- WHAT IS BEING ASKED
Repeat each line of the material below exactly as it appears, minus any pictures.

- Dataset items
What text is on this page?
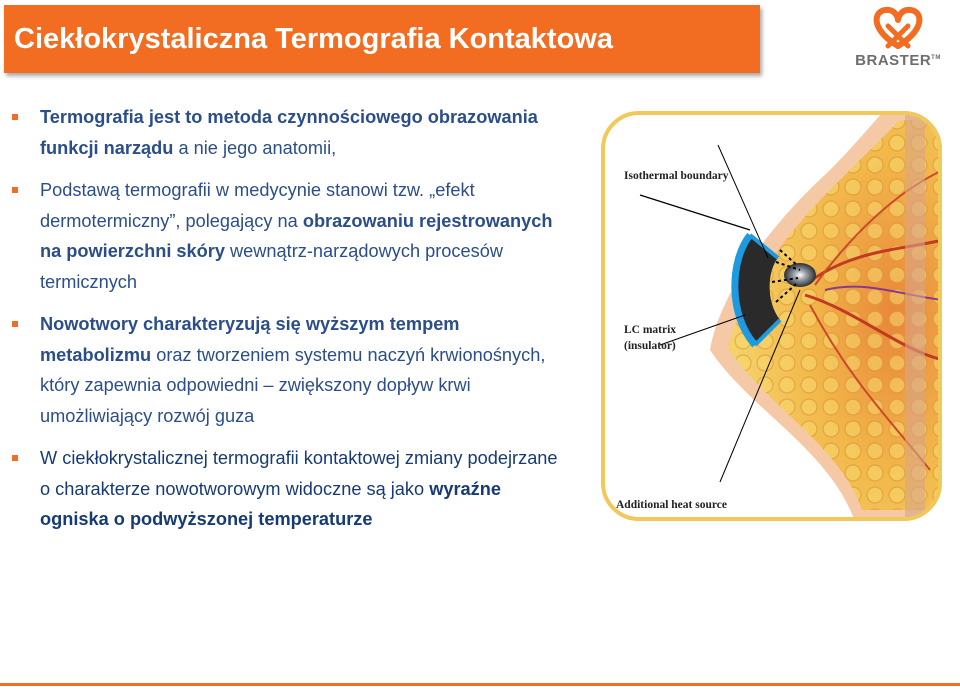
Ciekłokrystaliczna Termografia Kontaktowa
BRASTER™
Termografia jest to metoda czynnościowego obrazowania funkcji narządu a nie jego anatomii,
Podstawą termografii w medycynie stanowi tzw. „efekt dermotermiczny”, polegający na obrazowaniu rejestrowanych na powierzchni skóry wewnątrz-narządowych procesów termicznych
Nowotwory charakteryzują się wyższym tempem metabolizmu oraz tworzeniem systemu naczyń krwionośnych, który zapewnia odpowiedni – zwiększony dopływ krwi umożliwiający rozwój guza
W ciekłokrystalicznej termografii kontaktowej zmiany podejrzane o charakterze nowotworowym widoczne są jako wyraźne ogniska o podwyższonej temperaturze
Isothermal boundary
LC matrix
(insulator)
Additional heat source
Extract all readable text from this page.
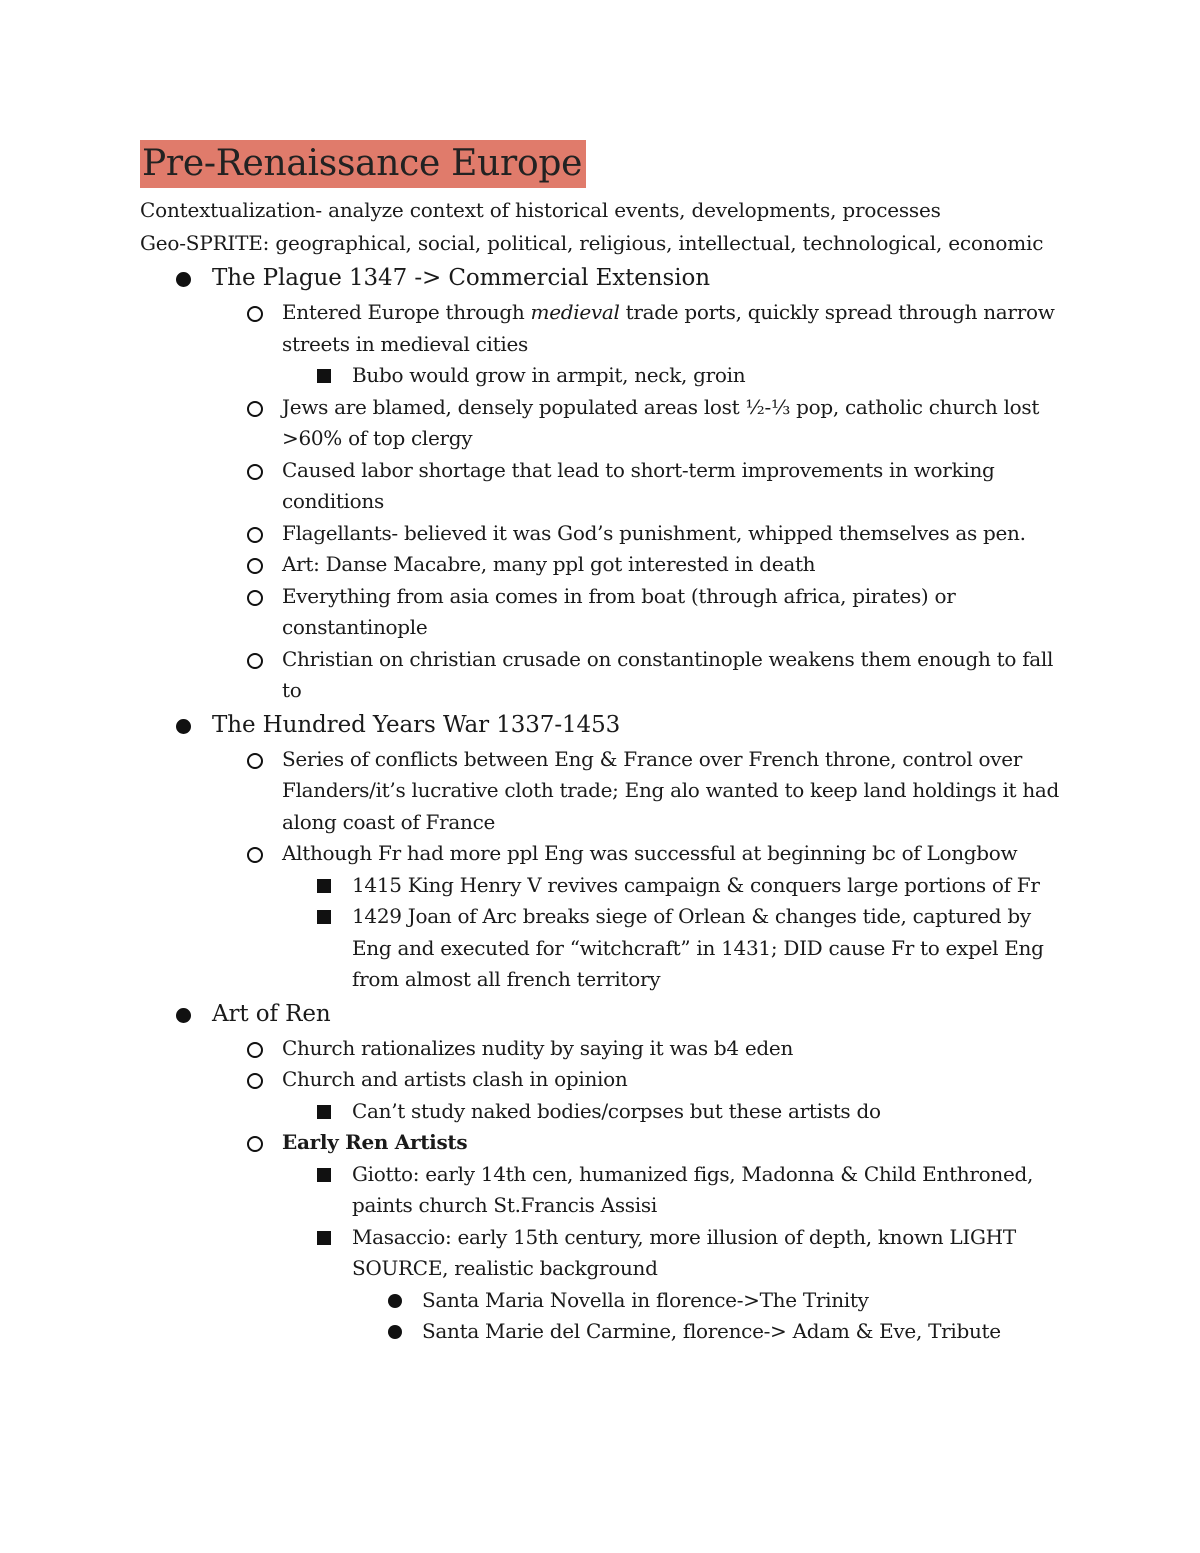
Pre-Renaissance Europe
Contextualization- analyze context of historical events, developments, processes
Geo-SPRITE: geographical, social, political, religious, intellectual, technological, economic
The Plague 1347 -> Commercial Extension
Entered Europe through medieval trade ports, quickly spread through narrow streets in medieval cities
Bubo would grow in armpit, neck, groin
Jews are blamed, densely populated areas lost ½-⅓ pop, catholic church lost >60% of top clergy
Caused labor shortage that lead to short-term improvements in working conditions
Flagellants- believed it was God’s punishment, whipped themselves as pen.
Art: Danse Macabre, many ppl got interested in death
Everything from asia comes in from boat (through africa, pirates) or constantinople
Christian on christian crusade on constantinople weakens them enough to fall to
The Hundred Years War 1337-1453
Series of conflicts between Eng & France over French throne, control over Flanders/it’s lucrative cloth trade; Eng alo wanted to keep land holdings it had along coast of France
Although Fr had more ppl Eng was successful at beginning bc of Longbow
1415 King Henry V revives campaign & conquers large portions of Fr
1429 Joan of Arc breaks siege of Orlean & changes tide, captured by Eng and executed for “witchcraft” in 1431; DID cause Fr to expel Eng from almost all french territory
Art of Ren
Church rationalizes nudity by saying it was b4 eden
Church and artists clash in opinion
Can’t study naked bodies/corpses but these artists do
Early Ren Artists
Giotto: early 14th cen, humanized figs, Madonna & Child Enthroned, paints church St.Francis Assisi
Masaccio: early 15th century, more illusion of depth, known LIGHT SOURCE, realistic background
Santa Maria Novella in florence->The Trinity
Santa Marie del Carmine, florence-> Adam & Eve, Tribute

- ANSWER TO THE PROBLEM
What text is on this page?
Ciekłokrystaliczna Termografia Kontaktowa
BRASTER™
Termografia jest to metoda czynnościowego obrazowania funkcji narządu a nie jego anatomii,
Podstawą termografii w medycynie stanowi tzw. „efekt dermotermiczny”, polegający na obrazowaniu rejestrowanych na powierzchni skóry wewnątrz-narządowych procesów termicznych
Nowotwory charakteryzują się wyższym tempem metabolizmu oraz tworzeniem systemu naczyń krwionośnych, który zapewnia odpowiedni – zwiększony dopływ krwi umożliwiający rozwój guza
W ciekłokrystalicznej termografii kontaktowej zmiany podejrzane o charakterze nowotworowym widoczne są jako wyraźne ogniska o podwyższonej temperaturze
Isothermal boundary
LC matrix
(insulator)
Additional heat source
Extract all readable text from this page.
Pre-Renaissance Europe
Contextualization- analyze context of historical events, developments, processes
Geo-SPRITE: geographical, social, political, religious, intellectual, technological, economic
The Plague 1347 -> Commercial Extension
Entered Europe through medieval trade ports, quickly spread through narrow streets in medieval cities
Bubo would grow in armpit, neck, groin
Jews are blamed, densely populated areas lost ½-⅓ pop, catholic church lost >60% of top clergy
Caused labor shortage that lead to short-term improvements in working conditions
Flagellants- believed it was God’s punishment, whipped themselves as pen.
Art: Danse Macabre, many ppl got interested in death
Everything from asia comes in from boat (through africa, pirates) or constantinople
Christian on christian crusade on constantinople weakens them enough to fall to
The Hundred Years War 1337-1453
Series of conflicts between Eng & France over French throne, control over Flanders/it’s lucrative cloth trade; Eng alo wanted to keep land holdings it had along coast of France
Although Fr had more ppl Eng was successful at beginning bc of Longbow
1415 King Henry V revives campaign & conquers large portions of Fr
1429 Joan of Arc breaks siege of Orlean & changes tide, captured by Eng and executed for “witchcraft” in 1431; DID cause Fr to expel Eng from almost all french territory
Art of Ren
Church rationalizes nudity by saying it was b4 eden
Church and artists clash in opinion
Can’t study naked bodies/corpses but these artists do
Early Ren Artists
Giotto: early 14th cen, humanized figs, Madonna & Child Enthroned, paints church St.Francis Assisi
Masaccio: early 15th century, more illusion of depth, known LIGHT SOURCE, realistic background
Santa Maria Novella in florence->The Trinity
Santa Marie del Carmine, florence-> Adam & Eve, Tribute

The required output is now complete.